— EXERCISE DESCRIPTION —
Copy all the material that follows, keeping every character the same.

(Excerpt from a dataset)
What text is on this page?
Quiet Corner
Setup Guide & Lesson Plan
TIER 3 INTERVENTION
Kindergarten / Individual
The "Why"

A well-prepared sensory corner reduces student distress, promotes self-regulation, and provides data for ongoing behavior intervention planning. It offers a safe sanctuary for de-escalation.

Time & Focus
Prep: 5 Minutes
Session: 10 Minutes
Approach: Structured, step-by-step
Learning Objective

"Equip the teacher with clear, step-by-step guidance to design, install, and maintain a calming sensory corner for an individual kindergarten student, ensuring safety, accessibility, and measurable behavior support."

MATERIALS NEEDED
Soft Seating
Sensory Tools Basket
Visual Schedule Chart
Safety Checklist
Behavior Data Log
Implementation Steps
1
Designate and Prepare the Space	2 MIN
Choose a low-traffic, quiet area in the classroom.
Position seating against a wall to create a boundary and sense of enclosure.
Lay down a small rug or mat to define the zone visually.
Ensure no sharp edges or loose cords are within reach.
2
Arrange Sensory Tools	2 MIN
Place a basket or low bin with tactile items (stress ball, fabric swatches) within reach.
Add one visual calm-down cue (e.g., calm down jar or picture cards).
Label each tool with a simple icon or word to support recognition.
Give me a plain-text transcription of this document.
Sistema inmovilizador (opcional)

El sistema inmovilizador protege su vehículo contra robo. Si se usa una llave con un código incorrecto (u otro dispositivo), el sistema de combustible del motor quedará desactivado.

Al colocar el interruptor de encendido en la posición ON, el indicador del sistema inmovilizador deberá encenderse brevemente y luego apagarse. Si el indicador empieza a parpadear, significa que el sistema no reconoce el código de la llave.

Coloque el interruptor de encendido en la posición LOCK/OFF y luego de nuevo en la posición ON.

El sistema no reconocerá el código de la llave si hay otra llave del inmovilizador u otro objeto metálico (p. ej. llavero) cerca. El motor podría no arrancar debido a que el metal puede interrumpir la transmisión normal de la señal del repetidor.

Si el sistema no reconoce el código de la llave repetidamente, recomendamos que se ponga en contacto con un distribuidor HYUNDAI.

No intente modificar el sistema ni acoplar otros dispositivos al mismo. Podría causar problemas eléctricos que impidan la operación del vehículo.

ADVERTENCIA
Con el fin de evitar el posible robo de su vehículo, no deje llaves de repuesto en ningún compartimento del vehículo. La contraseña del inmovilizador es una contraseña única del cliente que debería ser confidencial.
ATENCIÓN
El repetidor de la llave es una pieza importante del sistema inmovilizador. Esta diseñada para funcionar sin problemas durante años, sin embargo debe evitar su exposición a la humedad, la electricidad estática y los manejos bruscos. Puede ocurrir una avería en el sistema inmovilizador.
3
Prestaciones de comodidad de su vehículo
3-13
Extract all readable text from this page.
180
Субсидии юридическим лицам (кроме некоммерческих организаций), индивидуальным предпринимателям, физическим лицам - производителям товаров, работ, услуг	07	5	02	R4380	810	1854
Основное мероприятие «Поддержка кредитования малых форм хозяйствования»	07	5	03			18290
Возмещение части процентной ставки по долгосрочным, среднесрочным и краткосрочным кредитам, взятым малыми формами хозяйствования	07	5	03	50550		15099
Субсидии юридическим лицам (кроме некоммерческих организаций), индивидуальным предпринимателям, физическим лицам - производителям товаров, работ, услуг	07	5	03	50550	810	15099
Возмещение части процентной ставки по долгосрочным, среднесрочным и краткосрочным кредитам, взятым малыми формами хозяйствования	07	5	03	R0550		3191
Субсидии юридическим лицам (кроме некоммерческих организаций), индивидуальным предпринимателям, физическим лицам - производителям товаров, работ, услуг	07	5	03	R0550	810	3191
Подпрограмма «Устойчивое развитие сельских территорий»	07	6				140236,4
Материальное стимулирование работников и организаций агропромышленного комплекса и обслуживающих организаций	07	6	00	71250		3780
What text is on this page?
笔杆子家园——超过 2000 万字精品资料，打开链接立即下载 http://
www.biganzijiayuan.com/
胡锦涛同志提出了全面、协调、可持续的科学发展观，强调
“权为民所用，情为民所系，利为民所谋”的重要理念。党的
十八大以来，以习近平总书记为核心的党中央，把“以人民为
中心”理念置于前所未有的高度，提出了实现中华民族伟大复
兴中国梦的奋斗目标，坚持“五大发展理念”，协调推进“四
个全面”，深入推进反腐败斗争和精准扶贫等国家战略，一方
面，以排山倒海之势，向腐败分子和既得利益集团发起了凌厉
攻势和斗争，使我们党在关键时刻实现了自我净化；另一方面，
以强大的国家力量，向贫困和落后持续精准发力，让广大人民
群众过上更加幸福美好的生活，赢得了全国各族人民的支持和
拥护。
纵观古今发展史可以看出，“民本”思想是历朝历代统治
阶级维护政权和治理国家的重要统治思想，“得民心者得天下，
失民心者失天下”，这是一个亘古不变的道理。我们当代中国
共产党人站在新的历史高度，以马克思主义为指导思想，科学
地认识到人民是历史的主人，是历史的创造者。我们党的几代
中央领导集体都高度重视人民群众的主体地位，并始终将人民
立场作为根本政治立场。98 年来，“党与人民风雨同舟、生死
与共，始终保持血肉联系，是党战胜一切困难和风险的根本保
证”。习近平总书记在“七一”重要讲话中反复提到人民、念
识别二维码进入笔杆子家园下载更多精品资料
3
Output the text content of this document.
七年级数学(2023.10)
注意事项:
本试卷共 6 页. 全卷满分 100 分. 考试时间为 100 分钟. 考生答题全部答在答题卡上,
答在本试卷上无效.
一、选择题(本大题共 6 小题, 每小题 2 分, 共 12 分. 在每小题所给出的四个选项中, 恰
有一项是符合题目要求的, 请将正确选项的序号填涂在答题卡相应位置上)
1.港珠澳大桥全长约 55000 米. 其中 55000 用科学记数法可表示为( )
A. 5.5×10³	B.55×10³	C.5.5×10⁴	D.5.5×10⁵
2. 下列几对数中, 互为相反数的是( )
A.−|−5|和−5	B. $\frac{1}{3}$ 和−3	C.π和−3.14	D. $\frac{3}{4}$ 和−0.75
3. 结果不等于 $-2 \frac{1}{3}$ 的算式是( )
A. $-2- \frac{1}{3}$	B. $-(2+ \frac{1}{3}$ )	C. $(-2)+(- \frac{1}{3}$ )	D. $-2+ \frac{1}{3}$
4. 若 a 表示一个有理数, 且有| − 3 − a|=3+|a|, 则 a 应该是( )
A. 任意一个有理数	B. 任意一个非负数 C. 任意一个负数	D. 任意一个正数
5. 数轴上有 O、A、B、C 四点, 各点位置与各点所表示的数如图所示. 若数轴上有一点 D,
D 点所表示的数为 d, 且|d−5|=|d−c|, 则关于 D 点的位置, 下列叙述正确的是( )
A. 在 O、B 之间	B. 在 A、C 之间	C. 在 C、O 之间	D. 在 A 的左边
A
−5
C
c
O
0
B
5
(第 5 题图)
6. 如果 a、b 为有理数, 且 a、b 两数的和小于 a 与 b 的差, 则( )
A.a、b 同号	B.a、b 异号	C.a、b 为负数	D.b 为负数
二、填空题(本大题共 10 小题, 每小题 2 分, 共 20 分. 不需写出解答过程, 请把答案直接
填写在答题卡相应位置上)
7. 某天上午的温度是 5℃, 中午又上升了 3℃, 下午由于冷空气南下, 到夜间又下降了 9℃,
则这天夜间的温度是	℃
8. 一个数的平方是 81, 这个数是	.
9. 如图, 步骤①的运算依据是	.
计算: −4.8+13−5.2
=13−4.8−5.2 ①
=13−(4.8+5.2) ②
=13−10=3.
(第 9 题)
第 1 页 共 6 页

— PROBLEM SOLUTION —
What text is on this page?
Quiet Corner
Setup Guide & Lesson Plan
TIER 3 INTERVENTION
Kindergarten / Individual
The "Why"

A well-prepared sensory corner reduces student distress, promotes self-regulation, and provides data for ongoing behavior intervention planning. It offers a safe sanctuary for de-escalation.

Time & Focus
Prep: 5 Minutes
Session: 10 Minutes
Approach: Structured, step-by-step
Learning Objective

"Equip the teacher with clear, step-by-step guidance to design, install, and maintain a calming sensory corner for an individual kindergarten student, ensuring safety, accessibility, and measurable behavior support."

MATERIALS NEEDED
Soft Seating
Sensory Tools Basket
Visual Schedule Chart
Safety Checklist
Behavior Data Log
Implementation Steps
1
Designate and Prepare the Space	2 MIN
Choose a low-traffic, quiet area in the classroom.
Position seating against a wall to create a boundary and sense of enclosure.
Lay down a small rug or mat to define the zone visually.
Ensure no sharp edges or loose cords are within reach.
2
Arrange Sensory Tools	2 MIN
Place a basket or low bin with tactile items (stress ball, fabric swatches) within reach.
Add one visual calm-down cue (e.g., calm down jar or picture cards).
Label each tool with a simple icon or word to support recognition.
Give me a plain-text transcription of this document.
Sistema inmovilizador (opcional)

El sistema inmovilizador protege su vehículo contra robo. Si se usa una llave con un código incorrecto (u otro dispositivo), el sistema de combustible del motor quedará desactivado.

Al colocar el interruptor de encendido en la posición ON, el indicador del sistema inmovilizador deberá encenderse brevemente y luego apagarse. Si el indicador empieza a parpadear, significa que el sistema no reconoce el código de la llave.

Coloque el interruptor de encendido en la posición LOCK/OFF y luego de nuevo en la posición ON.

El sistema no reconocerá el código de la llave si hay otra llave del inmovilizador u otro objeto metálico (p. ej. llavero) cerca. El motor podría no arrancar debido a que el metal puede interrumpir la transmisión normal de la señal del repetidor.

Si el sistema no reconoce el código de la llave repetidamente, recomendamos que se ponga en contacto con un distribuidor HYUNDAI.

No intente modificar el sistema ni acoplar otros dispositivos al mismo. Podría causar problemas eléctricos que impidan la operación del vehículo.

ADVERTENCIA
Con el fin de evitar el posible robo de su vehículo, no deje llaves de repuesto en ningún compartimento del vehículo. La contraseña del inmovilizador es una contraseña única del cliente que debería ser confidencial.
ATENCIÓN
El repetidor de la llave es una pieza importante del sistema inmovilizador. Esta diseñada para funcionar sin problemas durante años, sin embargo debe evitar su exposición a la humedad, la electricidad estática y los manejos bruscos. Puede ocurrir una avería en el sistema inmovilizador.
3
Prestaciones de comodidad de su vehículo
3-13
Extract all readable text from this page.
180
Субсидии юридическим лицам (кроме некоммерческих организаций), индивидуальным предпринимателям, физическим лицам - производителям товаров, работ, услуг	07	5	02	R4380	810	1854
Основное мероприятие «Поддержка кредитования малых форм хозяйствования»	07	5	03			18290
Возмещение части процентной ставки по долгосрочным, среднесрочным и краткосрочным кредитам, взятым малыми формами хозяйствования	07	5	03	50550		15099
Субсидии юридическим лицам (кроме некоммерческих организаций), индивидуальным предпринимателям, физическим лицам - производителям товаров, работ, услуг	07	5	03	50550	810	15099
Возмещение части процентной ставки по долгосрочным, среднесрочным и краткосрочным кредитам, взятым малыми формами хозяйствования	07	5	03	R0550		3191
Субсидии юридическим лицам (кроме некоммерческих организаций), индивидуальным предпринимателям, физическим лицам - производителям товаров, работ, услуг	07	5	03	R0550	810	3191
Подпрограмма «Устойчивое развитие сельских территорий»	07	6				140236,4
Материальное стимулирование работников и организаций агропромышленного комплекса и обслуживающих организаций	07	6	00	71250		3780
What text is on this page?
笔杆子家园——超过 2000 万字精品资料，打开链接立即下载 http://
www.biganzijiayuan.com/
胡锦涛同志提出了全面、协调、可持续的科学发展观，强调
“权为民所用，情为民所系，利为民所谋”的重要理念。党的
十八大以来，以习近平总书记为核心的党中央，把“以人民为
中心”理念置于前所未有的高度，提出了实现中华民族伟大复
兴中国梦的奋斗目标，坚持“五大发展理念”，协调推进“四
个全面”，深入推进反腐败斗争和精准扶贫等国家战略，一方
面，以排山倒海之势，向腐败分子和既得利益集团发起了凌厉
攻势和斗争，使我们党在关键时刻实现了自我净化；另一方面，
以强大的国家力量，向贫困和落后持续精准发力，让广大人民
群众过上更加幸福美好的生活，赢得了全国各族人民的支持和
拥护。
纵观古今发展史可以看出，“民本”思想是历朝历代统治
阶级维护政权和治理国家的重要统治思想，“得民心者得天下，
失民心者失天下”，这是一个亘古不变的道理。我们当代中国
共产党人站在新的历史高度，以马克思主义为指导思想，科学
地认识到人民是历史的主人，是历史的创造者。我们党的几代
中央领导集体都高度重视人民群众的主体地位，并始终将人民
立场作为根本政治立场。98 年来，“党与人民风雨同舟、生死
与共，始终保持血肉联系，是党战胜一切困难和风险的根本保
证”。习近平总书记在“七一”重要讲话中反复提到人民、念
识别二维码进入笔杆子家园下载更多精品资料
3
Output the text content of this document.
七年级数学(2023.10)
注意事项:
本试卷共 6 页. 全卷满分 100 分. 考试时间为 100 分钟. 考生答题全部答在答题卡上,
答在本试卷上无效.
一、选择题(本大题共 6 小题, 每小题 2 分, 共 12 分. 在每小题所给出的四个选项中, 恰
有一项是符合题目要求的, 请将正确选项的序号填涂在答题卡相应位置上)
1.港珠澳大桥全长约 55000 米. 其中 55000 用科学记数法可表示为( )
A. 5.5×10³	B.55×10³	C.5.5×10⁴	D.5.5×10⁵
2. 下列几对数中, 互为相反数的是( )
A.−|−5|和−5	B. $\frac{1}{3}$ 和−3	C.π和−3.14	D. $\frac{3}{4}$ 和−0.75
3. 结果不等于 $-2 \frac{1}{3}$ 的算式是( )
A. $-2- \frac{1}{3}$	B. $-(2+ \frac{1}{3}$ )	C. $(-2)+(- \frac{1}{3}$ )	D. $-2+ \frac{1}{3}$
4. 若 a 表示一个有理数, 且有| − 3 − a|=3+|a|, 则 a 应该是( )
A. 任意一个有理数	B. 任意一个非负数 C. 任意一个负数	D. 任意一个正数
5. 数轴上有 O、A、B、C 四点, 各点位置与各点所表示的数如图所示. 若数轴上有一点 D,
D 点所表示的数为 d, 且|d−5|=|d−c|, 则关于 D 点的位置, 下列叙述正确的是( )
A. 在 O、B 之间	B. 在 A、C 之间	C. 在 C、O 之间	D. 在 A 的左边
A
−5
C
c
O
0
B
5
(第 5 题图)
6. 如果 a、b 为有理数, 且 a、b 两数的和小于 a 与 b 的差, 则( )
A.a、b 同号	B.a、b 异号	C.a、b 为负数	D.b 为负数
二、填空题(本大题共 10 小题, 每小题 2 分, 共 20 分. 不需写出解答过程, 请把答案直接
填写在答题卡相应位置上)
7. 某天上午的温度是 5℃, 中午又上升了 3℃, 下午由于冷空气南下, 到夜间又下降了 9℃,
则这天夜间的温度是	℃
8. 一个数的平方是 81, 这个数是	.
9. 如图, 步骤①的运算依据是	.
计算: −4.8+13−5.2
=13−4.8−5.2 ①
=13−(4.8+5.2) ②
=13−10=3.
(第 9 题)
第 1 页 共 6 页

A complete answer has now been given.